### Task details
Quote, without change, all of the lines that follow.
===== Stored data =====
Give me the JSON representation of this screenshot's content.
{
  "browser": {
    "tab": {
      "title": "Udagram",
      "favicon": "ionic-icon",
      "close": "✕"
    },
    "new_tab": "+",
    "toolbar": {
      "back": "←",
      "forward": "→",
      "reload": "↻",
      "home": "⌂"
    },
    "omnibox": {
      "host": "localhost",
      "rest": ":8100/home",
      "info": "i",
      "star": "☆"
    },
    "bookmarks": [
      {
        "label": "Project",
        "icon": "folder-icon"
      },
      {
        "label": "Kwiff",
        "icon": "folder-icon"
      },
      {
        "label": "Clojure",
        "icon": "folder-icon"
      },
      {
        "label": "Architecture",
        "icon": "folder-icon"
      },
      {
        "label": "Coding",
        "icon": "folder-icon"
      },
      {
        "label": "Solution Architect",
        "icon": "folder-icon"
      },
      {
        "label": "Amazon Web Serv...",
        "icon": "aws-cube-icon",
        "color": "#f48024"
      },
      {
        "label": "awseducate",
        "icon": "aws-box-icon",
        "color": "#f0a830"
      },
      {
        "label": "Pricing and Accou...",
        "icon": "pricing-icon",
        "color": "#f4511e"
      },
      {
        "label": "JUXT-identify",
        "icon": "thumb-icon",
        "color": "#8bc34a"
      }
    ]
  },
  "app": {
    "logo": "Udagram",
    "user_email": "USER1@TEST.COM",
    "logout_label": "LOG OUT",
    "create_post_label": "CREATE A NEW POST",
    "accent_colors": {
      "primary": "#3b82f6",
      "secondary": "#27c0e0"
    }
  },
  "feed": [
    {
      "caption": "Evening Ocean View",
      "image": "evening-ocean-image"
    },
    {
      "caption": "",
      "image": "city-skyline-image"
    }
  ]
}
=====
### Reply
Give me the JSON representation of this screenshot's content.
{
  "browser": {
    "tab": {
      "title": "Udagram",
      "favicon": "ionic-icon",
      "close": "✕"
    },
    "new_tab": "+",
    "toolbar": {
      "back": "←",
      "forward": "→",
      "reload": "↻",
      "home": "⌂"
    },
    "omnibox": {
      "host": "localhost",
      "rest": ":8100/home",
      "info": "i",
      "star": "☆"
    },
    "bookmarks": [
      {
        "label": "Project",
        "icon": "folder-icon"
      },
      {
        "label": "Kwiff",
        "icon": "folder-icon"
      },
      {
        "label": "Clojure",
        "icon": "folder-icon"
      },
      {
        "label": "Architecture",
        "icon": "folder-icon"
      },
      {
        "label": "Coding",
        "icon": "folder-icon"
      },
      {
        "label": "Solution Architect",
        "icon": "folder-icon"
      },
      {
        "label": "Amazon Web Serv...",
        "icon": "aws-cube-icon",
        "color": "#f48024"
      },
      {
        "label": "awseducate",
        "icon": "aws-box-icon",
        "color": "#f0a830"
      },
      {
        "label": "Pricing and Accou...",
        "icon": "pricing-icon",
        "color": "#f4511e"
      },
      {
        "label": "JUXT-identify",
        "icon": "thumb-icon",
        "color": "#8bc34a"
      }
    ]
  },
  "app": {
    "logo": "Udagram",
    "user_email": "USER1@TEST.COM",
    "logout_label": "LOG OUT",
    "create_post_label": "CREATE A NEW POST",
    "accent_colors": {
      "primary": "#3b82f6",
      "secondary": "#27c0e0"
    }
  },
  "feed": [
    {
      "caption": "Evening Ocean View",
      "image": "evening-ocean-image"
    },
    {
      "caption": "",
      "image": "city-skyline-image"
    }
  ]
}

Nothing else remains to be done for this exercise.